» Task directions
Without the images, write out the whole listing exactly.

» The data
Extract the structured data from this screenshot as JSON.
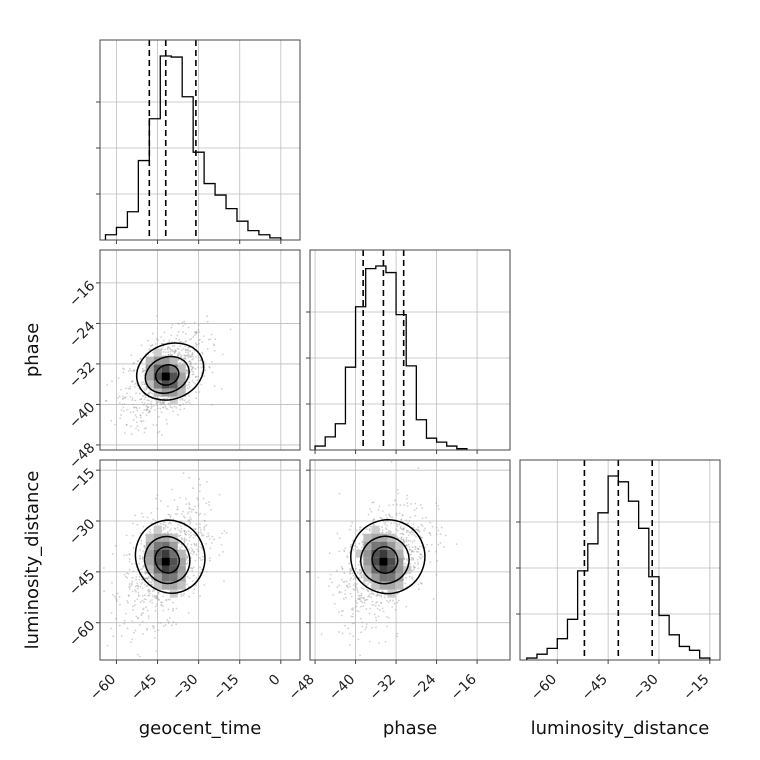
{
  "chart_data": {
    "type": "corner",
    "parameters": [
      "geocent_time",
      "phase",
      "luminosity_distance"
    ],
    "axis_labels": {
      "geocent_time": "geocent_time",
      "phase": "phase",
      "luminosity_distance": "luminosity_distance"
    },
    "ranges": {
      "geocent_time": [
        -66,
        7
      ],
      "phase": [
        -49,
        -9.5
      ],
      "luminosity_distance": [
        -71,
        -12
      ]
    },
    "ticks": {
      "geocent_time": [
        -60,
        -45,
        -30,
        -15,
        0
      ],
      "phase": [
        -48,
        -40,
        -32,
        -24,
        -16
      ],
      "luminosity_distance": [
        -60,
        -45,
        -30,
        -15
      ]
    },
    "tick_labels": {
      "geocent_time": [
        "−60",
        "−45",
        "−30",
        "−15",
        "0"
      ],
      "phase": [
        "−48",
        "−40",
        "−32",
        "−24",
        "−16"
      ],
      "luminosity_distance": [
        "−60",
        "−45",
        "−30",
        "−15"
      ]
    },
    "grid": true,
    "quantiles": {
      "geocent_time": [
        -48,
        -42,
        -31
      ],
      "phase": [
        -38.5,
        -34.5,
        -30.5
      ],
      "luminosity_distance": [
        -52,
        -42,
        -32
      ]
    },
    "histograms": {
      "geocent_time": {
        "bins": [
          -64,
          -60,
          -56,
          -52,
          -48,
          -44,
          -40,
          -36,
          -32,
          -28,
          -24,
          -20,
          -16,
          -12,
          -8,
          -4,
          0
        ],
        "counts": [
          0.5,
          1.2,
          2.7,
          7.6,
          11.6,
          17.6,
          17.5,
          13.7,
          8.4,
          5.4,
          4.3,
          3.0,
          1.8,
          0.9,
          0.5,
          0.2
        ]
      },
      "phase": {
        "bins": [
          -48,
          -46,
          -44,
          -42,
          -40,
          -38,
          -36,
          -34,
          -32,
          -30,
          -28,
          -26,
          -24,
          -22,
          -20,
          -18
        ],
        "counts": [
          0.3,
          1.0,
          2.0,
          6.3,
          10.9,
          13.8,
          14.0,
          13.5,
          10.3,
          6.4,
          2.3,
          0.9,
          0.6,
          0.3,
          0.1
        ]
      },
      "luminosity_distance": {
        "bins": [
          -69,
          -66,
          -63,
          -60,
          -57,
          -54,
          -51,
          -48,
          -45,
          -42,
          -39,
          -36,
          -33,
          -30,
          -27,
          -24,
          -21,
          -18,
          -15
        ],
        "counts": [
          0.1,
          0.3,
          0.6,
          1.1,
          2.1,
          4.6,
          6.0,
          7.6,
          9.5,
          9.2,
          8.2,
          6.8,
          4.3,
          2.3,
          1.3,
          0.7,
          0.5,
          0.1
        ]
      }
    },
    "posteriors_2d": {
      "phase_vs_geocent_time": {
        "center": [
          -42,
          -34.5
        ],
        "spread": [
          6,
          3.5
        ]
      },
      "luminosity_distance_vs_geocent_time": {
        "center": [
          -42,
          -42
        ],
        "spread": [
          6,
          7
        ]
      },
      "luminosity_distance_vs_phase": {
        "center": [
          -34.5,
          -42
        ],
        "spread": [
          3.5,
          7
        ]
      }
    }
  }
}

» Solution to this exercise
Extract the structured data from this screenshot as JSON.
{
  "chart_data": {
    "type": "corner",
    "parameters": [
      "geocent_time",
      "phase",
      "luminosity_distance"
    ],
    "axis_labels": {
      "geocent_time": "geocent_time",
      "phase": "phase",
      "luminosity_distance": "luminosity_distance"
    },
    "ranges": {
      "geocent_time": [
        -66,
        7
      ],
      "phase": [
        -49,
        -9.5
      ],
      "luminosity_distance": [
        -71,
        -12
      ]
    },
    "ticks": {
      "geocent_time": [
        -60,
        -45,
        -30,
        -15,
        0
      ],
      "phase": [
        -48,
        -40,
        -32,
        -24,
        -16
      ],
      "luminosity_distance": [
        -60,
        -45,
        -30,
        -15
      ]
    },
    "tick_labels": {
      "geocent_time": [
        "−60",
        "−45",
        "−30",
        "−15",
        "0"
      ],
      "phase": [
        "−48",
        "−40",
        "−32",
        "−24",
        "−16"
      ],
      "luminosity_distance": [
        "−60",
        "−45",
        "−30",
        "−15"
      ]
    },
    "grid": true,
    "quantiles": {
      "geocent_time": [
        -48,
        -42,
        -31
      ],
      "phase": [
        -38.5,
        -34.5,
        -30.5
      ],
      "luminosity_distance": [
        -52,
        -42,
        -32
      ]
    },
    "histograms": {
      "geocent_time": {
        "bins": [
          -64,
          -60,
          -56,
          -52,
          -48,
          -44,
          -40,
          -36,
          -32,
          -28,
          -24,
          -20,
          -16,
          -12,
          -8,
          -4,
          0
        ],
        "counts": [
          0.5,
          1.2,
          2.7,
          7.6,
          11.6,
          17.6,
          17.5,
          13.7,
          8.4,
          5.4,
          4.3,
          3.0,
          1.8,
          0.9,
          0.5,
          0.2
        ]
      },
      "phase": {
        "bins": [
          -48,
          -46,
          -44,
          -42,
          -40,
          -38,
          -36,
          -34,
          -32,
          -30,
          -28,
          -26,
          -24,
          -22,
          -20,
          -18
        ],
        "counts": [
          0.3,
          1.0,
          2.0,
          6.3,
          10.9,
          13.8,
          14.0,
          13.5,
          10.3,
          6.4,
          2.3,
          0.9,
          0.6,
          0.3,
          0.1
        ]
      },
      "luminosity_distance": {
        "bins": [
          -69,
          -66,
          -63,
          -60,
          -57,
          -54,
          -51,
          -48,
          -45,
          -42,
          -39,
          -36,
          -33,
          -30,
          -27,
          -24,
          -21,
          -18,
          -15
        ],
        "counts": [
          0.1,
          0.3,
          0.6,
          1.1,
          2.1,
          4.6,
          6.0,
          7.6,
          9.5,
          9.2,
          8.2,
          6.8,
          4.3,
          2.3,
          1.3,
          0.7,
          0.5,
          0.1
        ]
      }
    },
    "posteriors_2d": {
      "phase_vs_geocent_time": {
        "center": [
          -42,
          -34.5
        ],
        "spread": [
          6,
          3.5
        ]
      },
      "luminosity_distance_vs_geocent_time": {
        "center": [
          -42,
          -42
        ],
        "spread": [
          6,
          7
        ]
      },
      "luminosity_distance_vs_phase": {
        "center": [
          -34.5,
          -42
        ],
        "spread": [
          3.5,
          7
        ]
      }
    }
  }
}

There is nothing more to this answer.